> **Stated task**: Repeat all of the records verbatim.

★ ★ ★ ★ ★

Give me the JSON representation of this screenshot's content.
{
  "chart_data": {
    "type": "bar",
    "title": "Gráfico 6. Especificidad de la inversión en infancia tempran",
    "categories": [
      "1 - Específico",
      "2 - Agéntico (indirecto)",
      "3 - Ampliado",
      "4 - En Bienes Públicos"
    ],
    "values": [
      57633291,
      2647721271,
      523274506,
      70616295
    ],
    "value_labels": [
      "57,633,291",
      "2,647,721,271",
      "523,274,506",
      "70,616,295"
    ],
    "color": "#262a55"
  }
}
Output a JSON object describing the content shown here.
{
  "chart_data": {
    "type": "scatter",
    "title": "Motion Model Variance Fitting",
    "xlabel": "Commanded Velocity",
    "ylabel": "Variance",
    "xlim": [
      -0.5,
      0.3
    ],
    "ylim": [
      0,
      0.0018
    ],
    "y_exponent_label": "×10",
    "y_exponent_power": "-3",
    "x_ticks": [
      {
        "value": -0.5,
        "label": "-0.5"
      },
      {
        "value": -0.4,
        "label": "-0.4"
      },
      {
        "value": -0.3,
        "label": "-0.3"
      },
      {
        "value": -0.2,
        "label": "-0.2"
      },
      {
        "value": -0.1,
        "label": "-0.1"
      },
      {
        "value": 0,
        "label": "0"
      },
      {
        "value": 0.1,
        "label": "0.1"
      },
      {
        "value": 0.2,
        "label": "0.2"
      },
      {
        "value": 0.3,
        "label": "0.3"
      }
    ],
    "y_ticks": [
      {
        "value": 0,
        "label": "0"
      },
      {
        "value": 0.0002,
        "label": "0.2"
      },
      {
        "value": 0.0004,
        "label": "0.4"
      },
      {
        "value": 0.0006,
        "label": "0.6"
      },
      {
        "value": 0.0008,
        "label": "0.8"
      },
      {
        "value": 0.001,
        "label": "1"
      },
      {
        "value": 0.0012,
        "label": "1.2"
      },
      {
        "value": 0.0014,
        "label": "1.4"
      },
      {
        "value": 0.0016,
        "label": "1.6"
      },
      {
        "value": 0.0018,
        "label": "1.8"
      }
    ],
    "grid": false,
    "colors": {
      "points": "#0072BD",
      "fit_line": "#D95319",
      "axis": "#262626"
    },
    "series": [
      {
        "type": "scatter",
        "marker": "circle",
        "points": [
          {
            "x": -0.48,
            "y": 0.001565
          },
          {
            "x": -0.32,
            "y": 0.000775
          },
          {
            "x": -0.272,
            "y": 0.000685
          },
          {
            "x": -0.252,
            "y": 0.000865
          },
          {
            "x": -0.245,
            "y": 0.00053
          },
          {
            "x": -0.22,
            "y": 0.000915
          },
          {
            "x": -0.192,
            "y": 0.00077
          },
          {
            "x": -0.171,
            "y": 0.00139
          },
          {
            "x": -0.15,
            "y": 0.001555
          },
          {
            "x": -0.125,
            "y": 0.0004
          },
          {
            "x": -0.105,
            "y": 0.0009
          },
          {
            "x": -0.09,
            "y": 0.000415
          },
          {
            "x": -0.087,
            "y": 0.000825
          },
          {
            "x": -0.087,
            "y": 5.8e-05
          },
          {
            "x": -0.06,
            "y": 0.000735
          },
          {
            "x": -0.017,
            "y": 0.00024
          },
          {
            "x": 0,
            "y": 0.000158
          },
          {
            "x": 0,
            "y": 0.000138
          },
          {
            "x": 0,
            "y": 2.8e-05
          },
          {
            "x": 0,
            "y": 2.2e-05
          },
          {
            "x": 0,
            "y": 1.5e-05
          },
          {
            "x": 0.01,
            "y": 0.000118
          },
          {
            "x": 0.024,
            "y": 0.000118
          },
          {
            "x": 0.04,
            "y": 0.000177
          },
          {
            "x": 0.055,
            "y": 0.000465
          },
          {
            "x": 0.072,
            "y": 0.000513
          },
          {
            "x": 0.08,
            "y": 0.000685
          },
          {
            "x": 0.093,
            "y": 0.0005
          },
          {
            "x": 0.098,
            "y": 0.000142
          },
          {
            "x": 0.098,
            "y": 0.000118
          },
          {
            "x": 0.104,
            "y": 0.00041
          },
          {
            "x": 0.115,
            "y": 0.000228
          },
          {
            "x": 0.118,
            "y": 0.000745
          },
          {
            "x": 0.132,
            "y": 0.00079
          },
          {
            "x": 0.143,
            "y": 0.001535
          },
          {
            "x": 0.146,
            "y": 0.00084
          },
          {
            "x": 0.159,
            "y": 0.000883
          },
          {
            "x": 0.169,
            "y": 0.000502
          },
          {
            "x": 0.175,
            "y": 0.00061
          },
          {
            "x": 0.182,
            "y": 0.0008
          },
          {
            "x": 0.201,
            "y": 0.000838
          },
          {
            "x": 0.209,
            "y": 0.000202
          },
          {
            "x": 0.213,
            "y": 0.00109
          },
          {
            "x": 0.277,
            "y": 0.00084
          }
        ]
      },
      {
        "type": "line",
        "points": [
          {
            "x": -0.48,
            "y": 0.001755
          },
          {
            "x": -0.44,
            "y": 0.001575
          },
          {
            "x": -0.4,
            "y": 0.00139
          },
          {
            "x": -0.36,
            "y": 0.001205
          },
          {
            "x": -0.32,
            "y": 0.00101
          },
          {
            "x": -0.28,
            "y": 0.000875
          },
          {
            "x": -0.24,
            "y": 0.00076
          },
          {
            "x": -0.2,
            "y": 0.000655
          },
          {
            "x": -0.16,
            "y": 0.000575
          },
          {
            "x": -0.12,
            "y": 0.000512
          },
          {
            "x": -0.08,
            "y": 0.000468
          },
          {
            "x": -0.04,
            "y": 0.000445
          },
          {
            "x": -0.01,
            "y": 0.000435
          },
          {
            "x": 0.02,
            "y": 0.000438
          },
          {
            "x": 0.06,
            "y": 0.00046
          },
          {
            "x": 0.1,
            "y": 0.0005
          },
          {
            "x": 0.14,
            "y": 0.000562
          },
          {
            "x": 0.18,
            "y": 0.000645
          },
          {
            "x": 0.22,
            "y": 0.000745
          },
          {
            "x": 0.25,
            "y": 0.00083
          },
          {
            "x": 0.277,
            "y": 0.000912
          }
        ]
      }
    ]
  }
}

★ ★ ★ ★ ★

> **Response to this task**:
Give me the JSON representation of this screenshot's content.
{
  "chart_data": {
    "type": "bar",
    "title": "Gráfico 6. Especificidad de la inversión en infancia tempran",
    "categories": [
      "1 - Específico",
      "2 - Agéntico (indirecto)",
      "3 - Ampliado",
      "4 - En Bienes Públicos"
    ],
    "values": [
      57633291,
      2647721271,
      523274506,
      70616295
    ],
    "value_labels": [
      "57,633,291",
      "2,647,721,271",
      "523,274,506",
      "70,616,295"
    ],
    "color": "#262a55"
  }
}
Output a JSON object describing the content shown here.
{
  "chart_data": {
    "type": "scatter",
    "title": "Motion Model Variance Fitting",
    "xlabel": "Commanded Velocity",
    "ylabel": "Variance",
    "xlim": [
      -0.5,
      0.3
    ],
    "ylim": [
      0,
      0.0018
    ],
    "y_exponent_label": "×10",
    "y_exponent_power": "-3",
    "x_ticks": [
      {
        "value": -0.5,
        "label": "-0.5"
      },
      {
        "value": -0.4,
        "label": "-0.4"
      },
      {
        "value": -0.3,
        "label": "-0.3"
      },
      {
        "value": -0.2,
        "label": "-0.2"
      },
      {
        "value": -0.1,
        "label": "-0.1"
      },
      {
        "value": 0,
        "label": "0"
      },
      {
        "value": 0.1,
        "label": "0.1"
      },
      {
        "value": 0.2,
        "label": "0.2"
      },
      {
        "value": 0.3,
        "label": "0.3"
      }
    ],
    "y_ticks": [
      {
        "value": 0,
        "label": "0"
      },
      {
        "value": 0.0002,
        "label": "0.2"
      },
      {
        "value": 0.0004,
        "label": "0.4"
      },
      {
        "value": 0.0006,
        "label": "0.6"
      },
      {
        "value": 0.0008,
        "label": "0.8"
      },
      {
        "value": 0.001,
        "label": "1"
      },
      {
        "value": 0.0012,
        "label": "1.2"
      },
      {
        "value": 0.0014,
        "label": "1.4"
      },
      {
        "value": 0.0016,
        "label": "1.6"
      },
      {
        "value": 0.0018,
        "label": "1.8"
      }
    ],
    "grid": false,
    "colors": {
      "points": "#0072BD",
      "fit_line": "#D95319",
      "axis": "#262626"
    },
    "series": [
      {
        "type": "scatter",
        "marker": "circle",
        "points": [
          {
            "x": -0.48,
            "y": 0.001565
          },
          {
            "x": -0.32,
            "y": 0.000775
          },
          {
            "x": -0.272,
            "y": 0.000685
          },
          {
            "x": -0.252,
            "y": 0.000865
          },
          {
            "x": -0.245,
            "y": 0.00053
          },
          {
            "x": -0.22,
            "y": 0.000915
          },
          {
            "x": -0.192,
            "y": 0.00077
          },
          {
            "x": -0.171,
            "y": 0.00139
          },
          {
            "x": -0.15,
            "y": 0.001555
          },
          {
            "x": -0.125,
            "y": 0.0004
          },
          {
            "x": -0.105,
            "y": 0.0009
          },
          {
            "x": -0.09,
            "y": 0.000415
          },
          {
            "x": -0.087,
            "y": 0.000825
          },
          {
            "x": -0.087,
            "y": 5.8e-05
          },
          {
            "x": -0.06,
            "y": 0.000735
          },
          {
            "x": -0.017,
            "y": 0.00024
          },
          {
            "x": 0,
            "y": 0.000158
          },
          {
            "x": 0,
            "y": 0.000138
          },
          {
            "x": 0,
            "y": 2.8e-05
          },
          {
            "x": 0,
            "y": 2.2e-05
          },
          {
            "x": 0,
            "y": 1.5e-05
          },
          {
            "x": 0.01,
            "y": 0.000118
          },
          {
            "x": 0.024,
            "y": 0.000118
          },
          {
            "x": 0.04,
            "y": 0.000177
          },
          {
            "x": 0.055,
            "y": 0.000465
          },
          {
            "x": 0.072,
            "y": 0.000513
          },
          {
            "x": 0.08,
            "y": 0.000685
          },
          {
            "x": 0.093,
            "y": 0.0005
          },
          {
            "x": 0.098,
            "y": 0.000142
          },
          {
            "x": 0.098,
            "y": 0.000118
          },
          {
            "x": 0.104,
            "y": 0.00041
          },
          {
            "x": 0.115,
            "y": 0.000228
          },
          {
            "x": 0.118,
            "y": 0.000745
          },
          {
            "x": 0.132,
            "y": 0.00079
          },
          {
            "x": 0.143,
            "y": 0.001535
          },
          {
            "x": 0.146,
            "y": 0.00084
          },
          {
            "x": 0.159,
            "y": 0.000883
          },
          {
            "x": 0.169,
            "y": 0.000502
          },
          {
            "x": 0.175,
            "y": 0.00061
          },
          {
            "x": 0.182,
            "y": 0.0008
          },
          {
            "x": 0.201,
            "y": 0.000838
          },
          {
            "x": 0.209,
            "y": 0.000202
          },
          {
            "x": 0.213,
            "y": 0.00109
          },
          {
            "x": 0.277,
            "y": 0.00084
          }
        ]
      },
      {
        "type": "line",
        "points": [
          {
            "x": -0.48,
            "y": 0.001755
          },
          {
            "x": -0.44,
            "y": 0.001575
          },
          {
            "x": -0.4,
            "y": 0.00139
          },
          {
            "x": -0.36,
            "y": 0.001205
          },
          {
            "x": -0.32,
            "y": 0.00101
          },
          {
            "x": -0.28,
            "y": 0.000875
          },
          {
            "x": -0.24,
            "y": 0.00076
          },
          {
            "x": -0.2,
            "y": 0.000655
          },
          {
            "x": -0.16,
            "y": 0.000575
          },
          {
            "x": -0.12,
            "y": 0.000512
          },
          {
            "x": -0.08,
            "y": 0.000468
          },
          {
            "x": -0.04,
            "y": 0.000445
          },
          {
            "x": -0.01,
            "y": 0.000435
          },
          {
            "x": 0.02,
            "y": 0.000438
          },
          {
            "x": 0.06,
            "y": 0.00046
          },
          {
            "x": 0.1,
            "y": 0.0005
          },
          {
            "x": 0.14,
            "y": 0.000562
          },
          {
            "x": 0.18,
            "y": 0.000645
          },
          {
            "x": 0.22,
            "y": 0.000745
          },
          {
            "x": 0.25,
            "y": 0.00083
          },
          {
            "x": 0.277,
            "y": 0.000912
          }
        ]
      }
    ]
  }
}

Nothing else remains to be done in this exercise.